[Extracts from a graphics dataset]
** BEGIN **

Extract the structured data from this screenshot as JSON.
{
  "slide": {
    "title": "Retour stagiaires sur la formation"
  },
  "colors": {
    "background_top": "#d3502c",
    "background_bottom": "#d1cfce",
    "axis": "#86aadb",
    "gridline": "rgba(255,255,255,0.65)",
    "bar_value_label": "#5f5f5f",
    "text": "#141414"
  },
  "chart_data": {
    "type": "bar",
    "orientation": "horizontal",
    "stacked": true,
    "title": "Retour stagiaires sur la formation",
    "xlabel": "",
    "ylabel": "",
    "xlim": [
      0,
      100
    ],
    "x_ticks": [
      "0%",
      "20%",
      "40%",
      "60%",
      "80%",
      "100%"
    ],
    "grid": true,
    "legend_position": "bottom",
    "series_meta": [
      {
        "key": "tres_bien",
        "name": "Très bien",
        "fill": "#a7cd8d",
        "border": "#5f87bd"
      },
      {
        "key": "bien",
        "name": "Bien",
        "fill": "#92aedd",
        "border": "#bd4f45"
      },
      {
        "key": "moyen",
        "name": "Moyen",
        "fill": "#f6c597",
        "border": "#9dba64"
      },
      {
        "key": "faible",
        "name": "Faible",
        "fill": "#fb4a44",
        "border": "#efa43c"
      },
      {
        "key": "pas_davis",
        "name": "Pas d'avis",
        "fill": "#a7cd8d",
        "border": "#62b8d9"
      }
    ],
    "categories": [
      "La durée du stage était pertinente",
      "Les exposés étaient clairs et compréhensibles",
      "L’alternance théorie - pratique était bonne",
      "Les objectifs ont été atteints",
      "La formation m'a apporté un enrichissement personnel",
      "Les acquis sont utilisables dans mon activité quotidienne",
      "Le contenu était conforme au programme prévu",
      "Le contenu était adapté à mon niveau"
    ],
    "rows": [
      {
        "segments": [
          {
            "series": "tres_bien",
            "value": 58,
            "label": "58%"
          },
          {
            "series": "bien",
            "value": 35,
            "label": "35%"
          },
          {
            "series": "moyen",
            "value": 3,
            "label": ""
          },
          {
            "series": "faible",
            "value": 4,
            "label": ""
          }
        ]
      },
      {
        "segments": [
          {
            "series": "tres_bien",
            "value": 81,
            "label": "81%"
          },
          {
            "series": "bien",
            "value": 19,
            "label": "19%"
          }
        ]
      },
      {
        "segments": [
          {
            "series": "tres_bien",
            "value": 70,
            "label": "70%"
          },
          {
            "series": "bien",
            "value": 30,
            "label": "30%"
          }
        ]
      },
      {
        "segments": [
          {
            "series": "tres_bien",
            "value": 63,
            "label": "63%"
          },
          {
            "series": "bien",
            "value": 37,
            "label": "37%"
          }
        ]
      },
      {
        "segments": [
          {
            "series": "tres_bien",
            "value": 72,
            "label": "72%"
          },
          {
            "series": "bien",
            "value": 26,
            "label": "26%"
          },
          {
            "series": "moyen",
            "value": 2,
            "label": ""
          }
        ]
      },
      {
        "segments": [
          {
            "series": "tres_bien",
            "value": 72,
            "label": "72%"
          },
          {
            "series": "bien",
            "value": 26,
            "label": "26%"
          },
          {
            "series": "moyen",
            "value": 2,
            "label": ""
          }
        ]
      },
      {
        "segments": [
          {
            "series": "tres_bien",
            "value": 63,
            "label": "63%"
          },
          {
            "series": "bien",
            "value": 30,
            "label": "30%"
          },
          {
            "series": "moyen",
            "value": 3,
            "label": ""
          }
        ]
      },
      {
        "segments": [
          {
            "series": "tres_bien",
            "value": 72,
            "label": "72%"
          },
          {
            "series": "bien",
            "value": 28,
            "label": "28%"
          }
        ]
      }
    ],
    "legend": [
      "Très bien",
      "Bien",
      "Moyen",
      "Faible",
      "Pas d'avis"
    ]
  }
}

** END **

• [Requirements]
Search the listing for the word "title" and return each line that holds it.

• [Output]
    "title": "Retour stagiaires sur la formation"
    "title": "Retour stagiaires sur la formation",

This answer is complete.